> [Source records]:
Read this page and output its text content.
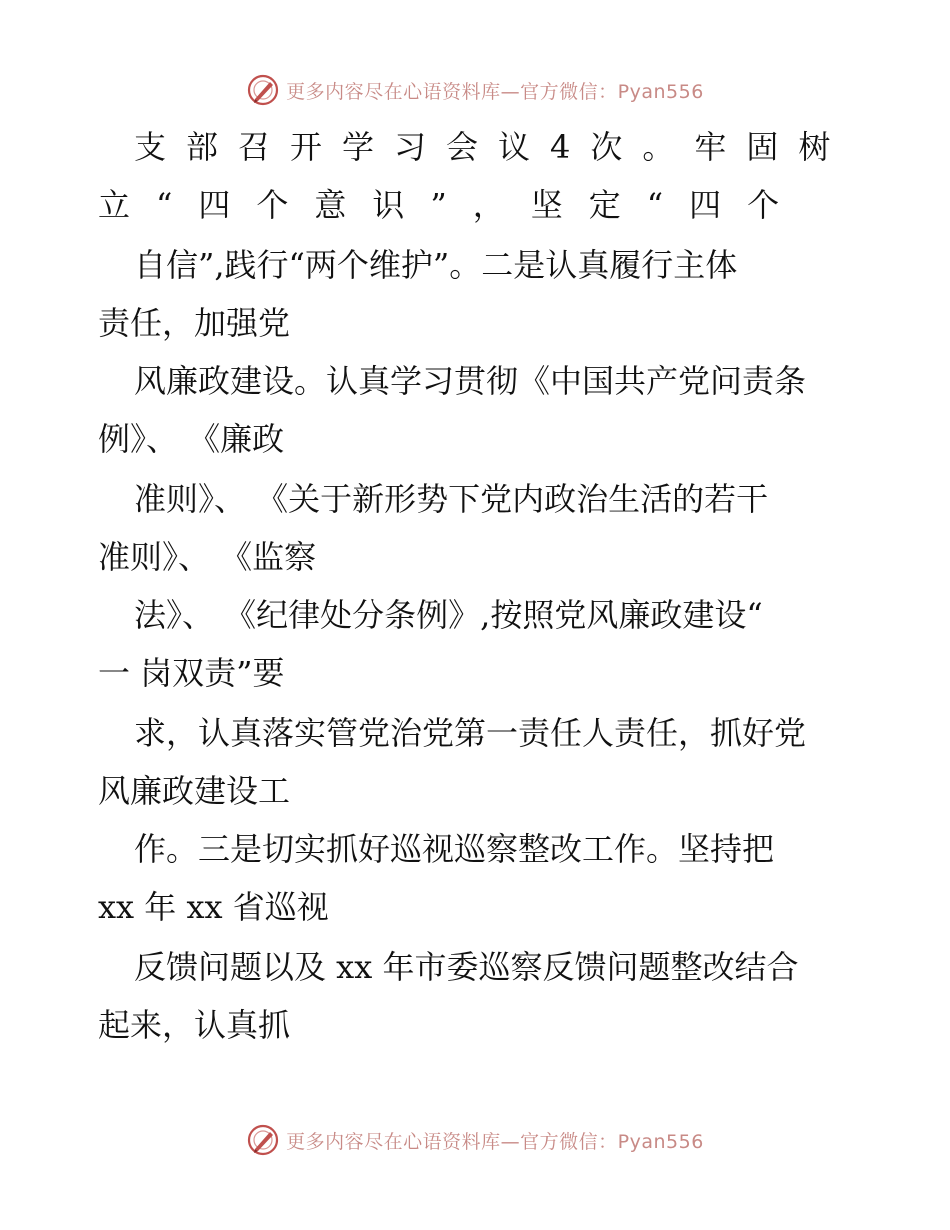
更多内容尽在心语资料库—官方微信：Pyan556
支部召开学习会议4次。牢固树
立“四个意识”，坚定“四个
自信”,践行“两个维护”。二是认真履行主体
责任，加强党
风廉政建设。认真学习贯彻《中国共产党问责条
例》、 《廉政
准则》、 《关于新形势下党内政治生活的若干
准则》、 《监察
法》、 《纪律处分条例》,按照党风廉政建设“
一 岗双责”要
求，认真落实管党治党第一责任人责任，抓好党
风廉政建设工
作。三是切实抓好巡视巡察整改工作。坚持把
xx 年 xx 省巡视
反馈问题以及 xx 年市委巡察反馈问题整改结合
起来，认真抓
更多内容尽在心语资料库—官方微信：Pyan556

> [Task to carry out]: Without including any picture, retype the entries exactly.

> [Answer to this task]:
Read this page and output its text content.
更多内容尽在心语资料库—官方微信：Pyan556
支部召开学习会议4次。牢固树
立“四个意识”，坚定“四个
自信”,践行“两个维护”。二是认真履行主体
责任，加强党
风廉政建设。认真学习贯彻《中国共产党问责条
例》、 《廉政
准则》、 《关于新形势下党内政治生活的若干
准则》、 《监察
法》、 《纪律处分条例》,按照党风廉政建设“
一 岗双责”要
求，认真落实管党治党第一责任人责任，抓好党
风廉政建设工
作。三是切实抓好巡视巡察整改工作。坚持把
xx 年 xx 省巡视
反馈问题以及 xx 年市委巡察反馈问题整改结合
起来，认真抓
更多内容尽在心语资料库—官方微信：Pyan556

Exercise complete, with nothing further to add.